TEXT FOR ANALYSIS
↓↓↓
Haemophilus parasuis Encodes Two Functional Cytolethal Distending Toxins: CdtC Contains an Atypical Cholesterol Recognition/Interaction Region

  • Mingguang Zhou, 
  • Qiang Zhang, 
  • Jianping Zhao, 
  • Meilin Jin
PLOS
x

Abstract

Haemophilus parasuis is the causative agent of Glässer's disease of pigs, a disease associated with fibrinous polyserositis, polyarthritis and meningitis. We report here H. parasuis encodes two copies of cytolethal distending toxins (Cdts), which these two Cdts showed the uniform toxin activity in vitro. We demonstrate that three Cdt peptides can form an active tripartite holotoxin that exhibits maximum cellular toxicity, and CdtA and CdtB form a more active toxin than CdtB and CdtC. Moreover, the cellular toxicity is associated with the binding of Cdt subunits to cells. Further analysis indicates that CdtC subunit contains an atypical cholesterol recognition/interaction amino acid consensus (CRAC) region. The mutation of CRAC site resulted in decreased cell toxicity. Finally, western blot analysis show all the 15 H. parasuis reference strains and 109 clinical isolates expressed CdtB subunit, indicating that Cdt is a conservative putative virulence factor for H. parasuis. This is the first report of the molecular and cellular basis of Cdt host interactions in H. parasuis.
↑↑↑
WORK ORDER
Could you continue the text on the two cytolethal distending toxins of Haemophilus parasuis, starting after its last sentence?

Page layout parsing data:
↓↓↓
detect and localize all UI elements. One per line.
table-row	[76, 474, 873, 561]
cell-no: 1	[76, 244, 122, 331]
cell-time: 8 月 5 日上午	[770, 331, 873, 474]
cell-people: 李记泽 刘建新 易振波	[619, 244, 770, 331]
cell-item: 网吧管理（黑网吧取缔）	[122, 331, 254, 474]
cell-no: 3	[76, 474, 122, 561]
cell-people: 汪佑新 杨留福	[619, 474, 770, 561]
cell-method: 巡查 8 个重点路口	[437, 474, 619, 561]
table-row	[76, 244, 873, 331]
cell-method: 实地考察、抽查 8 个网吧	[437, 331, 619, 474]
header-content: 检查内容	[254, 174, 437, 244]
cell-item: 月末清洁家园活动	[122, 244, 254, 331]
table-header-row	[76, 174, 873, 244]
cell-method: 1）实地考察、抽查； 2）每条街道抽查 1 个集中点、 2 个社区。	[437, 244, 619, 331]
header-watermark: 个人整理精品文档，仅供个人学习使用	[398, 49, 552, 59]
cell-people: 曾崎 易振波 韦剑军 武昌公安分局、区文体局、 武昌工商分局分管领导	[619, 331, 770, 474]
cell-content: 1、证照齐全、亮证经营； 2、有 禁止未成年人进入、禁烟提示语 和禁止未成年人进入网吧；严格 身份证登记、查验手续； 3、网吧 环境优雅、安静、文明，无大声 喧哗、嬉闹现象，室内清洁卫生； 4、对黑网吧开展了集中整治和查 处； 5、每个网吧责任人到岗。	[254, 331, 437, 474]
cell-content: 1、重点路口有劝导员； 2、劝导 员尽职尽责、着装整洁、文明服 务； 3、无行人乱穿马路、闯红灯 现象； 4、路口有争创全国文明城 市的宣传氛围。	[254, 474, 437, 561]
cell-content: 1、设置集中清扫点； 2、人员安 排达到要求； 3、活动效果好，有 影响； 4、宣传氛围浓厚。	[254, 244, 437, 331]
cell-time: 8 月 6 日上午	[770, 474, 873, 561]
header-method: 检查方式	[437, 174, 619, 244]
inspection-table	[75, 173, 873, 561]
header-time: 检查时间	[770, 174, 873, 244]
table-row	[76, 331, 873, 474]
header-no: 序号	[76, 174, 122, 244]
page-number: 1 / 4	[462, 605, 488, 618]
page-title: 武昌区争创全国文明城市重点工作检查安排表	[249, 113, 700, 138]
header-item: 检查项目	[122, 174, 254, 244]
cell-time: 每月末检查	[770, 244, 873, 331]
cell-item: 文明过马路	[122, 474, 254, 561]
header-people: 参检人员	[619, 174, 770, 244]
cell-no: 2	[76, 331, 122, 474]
↑↑↑
TASK OUTPUT
Introduction

Haemophilus parasuis (H. parasuis) is a small, pleomorphic, NAD-dependent member of the Pasteurellaceae family. This bacterium is the etiological agent of Glässer's disease in swine, which is characterized by polyserositis and arthritis [1]. In addition to Glässer's disease, H. parasuis causes other clinical symptoms, such as pneumonia, and colonizes the upper respiratory tract of healthy animals. This disease has increased in prevalence and severity in recent years with the adoption of new production technologies, which is one of the main causes of mortality and significant financial losses in swine industry today [2]. To date, 15 known serovars have been described, but up to 25% non-typeable are frequently recovered from clinical disease pigs according to the geographic region and the typing method [3]. However, no clear correlation between virulence and serovar has been demonstrated, for a considerable genetic heterogeneity can be still detected, not only between but also within serovars [4][6].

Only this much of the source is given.